Whenever a line in the records below holds the string "glucose", include it in the count, and state the number alone.

[Document page transcription items]
Segment Open

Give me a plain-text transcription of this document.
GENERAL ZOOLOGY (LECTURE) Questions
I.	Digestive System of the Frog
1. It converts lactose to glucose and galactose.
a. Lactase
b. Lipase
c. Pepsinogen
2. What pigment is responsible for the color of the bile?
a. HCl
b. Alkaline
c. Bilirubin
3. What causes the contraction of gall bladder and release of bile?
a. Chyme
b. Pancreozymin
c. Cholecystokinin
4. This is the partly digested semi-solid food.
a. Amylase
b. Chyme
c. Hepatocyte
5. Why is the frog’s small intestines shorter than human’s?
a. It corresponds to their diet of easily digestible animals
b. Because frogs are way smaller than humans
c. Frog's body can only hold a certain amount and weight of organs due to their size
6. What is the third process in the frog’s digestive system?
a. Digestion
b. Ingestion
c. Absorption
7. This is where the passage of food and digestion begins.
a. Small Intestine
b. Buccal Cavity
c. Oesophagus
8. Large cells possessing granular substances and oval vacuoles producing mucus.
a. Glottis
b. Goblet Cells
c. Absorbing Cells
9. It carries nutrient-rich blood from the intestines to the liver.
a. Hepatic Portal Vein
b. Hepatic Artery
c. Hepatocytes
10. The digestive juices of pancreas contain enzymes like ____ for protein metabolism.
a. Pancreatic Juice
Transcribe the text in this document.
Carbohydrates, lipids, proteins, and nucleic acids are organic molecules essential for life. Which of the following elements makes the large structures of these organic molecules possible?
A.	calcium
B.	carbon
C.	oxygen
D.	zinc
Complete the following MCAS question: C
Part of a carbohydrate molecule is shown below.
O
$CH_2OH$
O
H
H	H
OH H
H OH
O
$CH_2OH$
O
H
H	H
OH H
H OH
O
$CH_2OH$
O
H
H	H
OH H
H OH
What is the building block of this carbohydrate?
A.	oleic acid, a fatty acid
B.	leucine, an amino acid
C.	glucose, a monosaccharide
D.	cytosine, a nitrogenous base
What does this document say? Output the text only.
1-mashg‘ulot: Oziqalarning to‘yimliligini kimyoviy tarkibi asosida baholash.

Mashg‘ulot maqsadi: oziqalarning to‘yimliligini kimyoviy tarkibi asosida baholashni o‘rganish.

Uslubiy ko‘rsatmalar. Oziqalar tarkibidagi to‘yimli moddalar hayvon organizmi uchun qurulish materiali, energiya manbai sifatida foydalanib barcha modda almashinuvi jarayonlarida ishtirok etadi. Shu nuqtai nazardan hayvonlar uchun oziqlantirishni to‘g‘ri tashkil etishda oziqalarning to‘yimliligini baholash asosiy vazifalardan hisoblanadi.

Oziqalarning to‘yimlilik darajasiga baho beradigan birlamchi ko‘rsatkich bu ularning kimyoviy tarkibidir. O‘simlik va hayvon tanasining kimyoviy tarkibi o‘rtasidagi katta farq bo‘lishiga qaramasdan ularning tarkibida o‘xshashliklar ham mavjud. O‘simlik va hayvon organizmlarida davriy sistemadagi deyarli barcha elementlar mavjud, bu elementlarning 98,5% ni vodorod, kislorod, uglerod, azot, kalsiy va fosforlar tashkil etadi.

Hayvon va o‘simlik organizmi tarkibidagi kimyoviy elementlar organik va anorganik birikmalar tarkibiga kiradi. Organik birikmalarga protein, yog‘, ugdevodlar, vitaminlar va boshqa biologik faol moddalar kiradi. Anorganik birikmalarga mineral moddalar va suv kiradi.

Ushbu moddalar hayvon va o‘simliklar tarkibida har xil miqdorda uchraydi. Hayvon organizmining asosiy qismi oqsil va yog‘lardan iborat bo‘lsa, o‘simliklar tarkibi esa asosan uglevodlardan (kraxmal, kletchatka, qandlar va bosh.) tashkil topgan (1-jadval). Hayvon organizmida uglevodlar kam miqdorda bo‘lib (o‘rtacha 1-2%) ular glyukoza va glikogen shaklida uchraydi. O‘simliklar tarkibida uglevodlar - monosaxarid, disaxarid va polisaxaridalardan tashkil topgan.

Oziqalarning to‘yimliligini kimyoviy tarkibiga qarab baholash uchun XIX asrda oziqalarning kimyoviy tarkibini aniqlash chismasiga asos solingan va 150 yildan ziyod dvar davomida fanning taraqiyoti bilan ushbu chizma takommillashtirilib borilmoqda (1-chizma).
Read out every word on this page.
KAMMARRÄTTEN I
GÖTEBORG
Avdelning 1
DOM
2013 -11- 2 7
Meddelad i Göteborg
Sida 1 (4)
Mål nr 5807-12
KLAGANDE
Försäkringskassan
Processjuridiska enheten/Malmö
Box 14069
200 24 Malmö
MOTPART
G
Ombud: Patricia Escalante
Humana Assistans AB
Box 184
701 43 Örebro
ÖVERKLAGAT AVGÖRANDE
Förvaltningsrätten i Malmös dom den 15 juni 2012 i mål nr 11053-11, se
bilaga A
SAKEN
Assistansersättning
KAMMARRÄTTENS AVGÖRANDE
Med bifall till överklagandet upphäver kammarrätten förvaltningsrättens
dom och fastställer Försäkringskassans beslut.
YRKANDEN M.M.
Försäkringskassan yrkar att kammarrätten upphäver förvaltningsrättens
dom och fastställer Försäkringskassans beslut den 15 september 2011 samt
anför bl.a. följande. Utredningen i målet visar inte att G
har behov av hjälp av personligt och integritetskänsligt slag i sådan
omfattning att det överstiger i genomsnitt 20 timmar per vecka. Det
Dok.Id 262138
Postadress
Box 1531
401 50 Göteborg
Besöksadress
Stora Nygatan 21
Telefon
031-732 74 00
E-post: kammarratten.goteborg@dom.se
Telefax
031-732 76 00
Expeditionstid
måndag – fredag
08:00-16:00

Segment Closed

FINISHED EXERCISE
2